Dataset rows

** BEGIN **

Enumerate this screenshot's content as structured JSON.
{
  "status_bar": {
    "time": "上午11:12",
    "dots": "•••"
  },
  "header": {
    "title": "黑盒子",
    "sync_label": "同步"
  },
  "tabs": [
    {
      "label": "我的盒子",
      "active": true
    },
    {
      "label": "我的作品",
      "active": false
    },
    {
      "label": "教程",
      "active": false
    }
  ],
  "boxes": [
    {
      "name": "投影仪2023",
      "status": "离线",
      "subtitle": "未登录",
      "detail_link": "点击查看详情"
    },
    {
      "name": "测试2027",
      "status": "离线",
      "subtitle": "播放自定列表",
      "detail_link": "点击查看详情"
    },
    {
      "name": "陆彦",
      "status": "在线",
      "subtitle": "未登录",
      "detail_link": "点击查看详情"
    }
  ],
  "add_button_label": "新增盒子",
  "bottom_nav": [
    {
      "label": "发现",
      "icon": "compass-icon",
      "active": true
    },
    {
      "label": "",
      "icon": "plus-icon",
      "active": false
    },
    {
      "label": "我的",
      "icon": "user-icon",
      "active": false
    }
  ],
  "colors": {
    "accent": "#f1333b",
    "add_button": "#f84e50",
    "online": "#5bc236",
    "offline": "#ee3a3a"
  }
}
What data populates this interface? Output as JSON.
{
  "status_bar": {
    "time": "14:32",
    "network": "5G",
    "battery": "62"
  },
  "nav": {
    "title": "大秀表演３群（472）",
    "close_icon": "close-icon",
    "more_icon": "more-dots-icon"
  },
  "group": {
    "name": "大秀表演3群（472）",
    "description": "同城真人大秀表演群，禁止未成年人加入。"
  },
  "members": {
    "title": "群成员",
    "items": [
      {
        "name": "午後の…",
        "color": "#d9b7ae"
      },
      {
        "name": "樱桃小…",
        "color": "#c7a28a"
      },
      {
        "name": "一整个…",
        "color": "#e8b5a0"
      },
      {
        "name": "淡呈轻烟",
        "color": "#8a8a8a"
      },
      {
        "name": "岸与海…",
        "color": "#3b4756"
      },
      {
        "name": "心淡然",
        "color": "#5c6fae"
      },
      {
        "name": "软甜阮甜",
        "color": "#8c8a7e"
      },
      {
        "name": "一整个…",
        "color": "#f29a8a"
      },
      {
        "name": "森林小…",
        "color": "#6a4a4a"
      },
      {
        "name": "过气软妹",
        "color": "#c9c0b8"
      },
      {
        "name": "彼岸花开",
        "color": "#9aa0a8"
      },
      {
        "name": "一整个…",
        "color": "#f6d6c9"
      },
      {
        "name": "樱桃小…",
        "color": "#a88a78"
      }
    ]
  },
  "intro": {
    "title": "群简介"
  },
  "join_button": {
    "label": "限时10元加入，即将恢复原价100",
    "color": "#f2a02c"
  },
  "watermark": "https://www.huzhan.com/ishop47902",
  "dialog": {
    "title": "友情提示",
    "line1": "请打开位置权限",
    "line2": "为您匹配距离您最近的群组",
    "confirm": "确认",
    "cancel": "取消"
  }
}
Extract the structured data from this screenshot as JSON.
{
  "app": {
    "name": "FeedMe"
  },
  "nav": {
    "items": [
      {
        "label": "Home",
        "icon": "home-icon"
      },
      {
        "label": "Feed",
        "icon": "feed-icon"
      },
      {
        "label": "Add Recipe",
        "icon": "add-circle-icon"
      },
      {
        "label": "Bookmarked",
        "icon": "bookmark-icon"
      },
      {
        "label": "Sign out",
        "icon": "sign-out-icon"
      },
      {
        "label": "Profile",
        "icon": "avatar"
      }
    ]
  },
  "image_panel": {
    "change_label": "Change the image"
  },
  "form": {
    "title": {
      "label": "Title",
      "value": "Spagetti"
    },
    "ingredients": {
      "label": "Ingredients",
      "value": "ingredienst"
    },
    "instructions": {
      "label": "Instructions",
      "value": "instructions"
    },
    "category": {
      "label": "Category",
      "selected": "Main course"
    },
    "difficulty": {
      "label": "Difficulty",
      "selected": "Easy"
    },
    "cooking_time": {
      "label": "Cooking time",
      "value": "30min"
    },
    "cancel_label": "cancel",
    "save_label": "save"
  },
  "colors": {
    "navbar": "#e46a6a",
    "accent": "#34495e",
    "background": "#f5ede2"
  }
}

** END **

• **WHAT YOU HAVE TO DO**
Output the data above exactly, please, line for line.

• **RESPONSE FOR THIS EXERCISE**
Enumerate this screenshot's content as structured JSON.
{
  "status_bar": {
    "time": "上午11:12",
    "dots": "•••"
  },
  "header": {
    "title": "黑盒子",
    "sync_label": "同步"
  },
  "tabs": [
    {
      "label": "我的盒子",
      "active": true
    },
    {
      "label": "我的作品",
      "active": false
    },
    {
      "label": "教程",
      "active": false
    }
  ],
  "boxes": [
    {
      "name": "投影仪2023",
      "status": "离线",
      "subtitle": "未登录",
      "detail_link": "点击查看详情"
    },
    {
      "name": "测试2027",
      "status": "离线",
      "subtitle": "播放自定列表",
      "detail_link": "点击查看详情"
    },
    {
      "name": "陆彦",
      "status": "在线",
      "subtitle": "未登录",
      "detail_link": "点击查看详情"
    }
  ],
  "add_button_label": "新增盒子",
  "bottom_nav": [
    {
      "label": "发现",
      "icon": "compass-icon",
      "active": true
    },
    {
      "label": "",
      "icon": "plus-icon",
      "active": false
    },
    {
      "label": "我的",
      "icon": "user-icon",
      "active": false
    }
  ],
  "colors": {
    "accent": "#f1333b",
    "add_button": "#f84e50",
    "online": "#5bc236",
    "offline": "#ee3a3a"
  }
}
What data populates this interface? Output as JSON.
{
  "status_bar": {
    "time": "14:32",
    "network": "5G",
    "battery": "62"
  },
  "nav": {
    "title": "大秀表演３群（472）",
    "close_icon": "close-icon",
    "more_icon": "more-dots-icon"
  },
  "group": {
    "name": "大秀表演3群（472）",
    "description": "同城真人大秀表演群，禁止未成年人加入。"
  },
  "members": {
    "title": "群成员",
    "items": [
      {
        "name": "午後の…",
        "color": "#d9b7ae"
      },
      {
        "name": "樱桃小…",
        "color": "#c7a28a"
      },
      {
        "name": "一整个…",
        "color": "#e8b5a0"
      },
      {
        "name": "淡呈轻烟",
        "color": "#8a8a8a"
      },
      {
        "name": "岸与海…",
        "color": "#3b4756"
      },
      {
        "name": "心淡然",
        "color": "#5c6fae"
      },
      {
        "name": "软甜阮甜",
        "color": "#8c8a7e"
      },
      {
        "name": "一整个…",
        "color": "#f29a8a"
      },
      {
        "name": "森林小…",
        "color": "#6a4a4a"
      },
      {
        "name": "过气软妹",
        "color": "#c9c0b8"
      },
      {
        "name": "彼岸花开",
        "color": "#9aa0a8"
      },
      {
        "name": "一整个…",
        "color": "#f6d6c9"
      },
      {
        "name": "樱桃小…",
        "color": "#a88a78"
      }
    ]
  },
  "intro": {
    "title": "群简介"
  },
  "join_button": {
    "label": "限时10元加入，即将恢复原价100",
    "color": "#f2a02c"
  },
  "watermark": "https://www.huzhan.com/ishop47902",
  "dialog": {
    "title": "友情提示",
    "line1": "请打开位置权限",
    "line2": "为您匹配距离您最近的群组",
    "confirm": "确认",
    "cancel": "取消"
  }
}
Extract the structured data from this screenshot as JSON.
{
  "app": {
    "name": "FeedMe"
  },
  "nav": {
    "items": [
      {
        "label": "Home",
        "icon": "home-icon"
      },
      {
        "label": "Feed",
        "icon": "feed-icon"
      },
      {
        "label": "Add Recipe",
        "icon": "add-circle-icon"
      },
      {
        "label": "Bookmarked",
        "icon": "bookmark-icon"
      },
      {
        "label": "Sign out",
        "icon": "sign-out-icon"
      },
      {
        "label": "Profile",
        "icon": "avatar"
      }
    ]
  },
  "image_panel": {
    "change_label": "Change the image"
  },
  "form": {
    "title": {
      "label": "Title",
      "value": "Spagetti"
    },
    "ingredients": {
      "label": "Ingredients",
      "value": "ingredienst"
    },
    "instructions": {
      "label": "Instructions",
      "value": "instructions"
    },
    "category": {
      "label": "Category",
      "selected": "Main course"
    },
    "difficulty": {
      "label": "Difficulty",
      "selected": "Easy"
    },
    "cooking_time": {
      "label": "Cooking time",
      "value": "30min"
    },
    "cancel_label": "cancel",
    "save_label": "save"
  },
  "colors": {
    "navbar": "#e46a6a",
    "accent": "#34495e",
    "background": "#f5ede2"
  }
}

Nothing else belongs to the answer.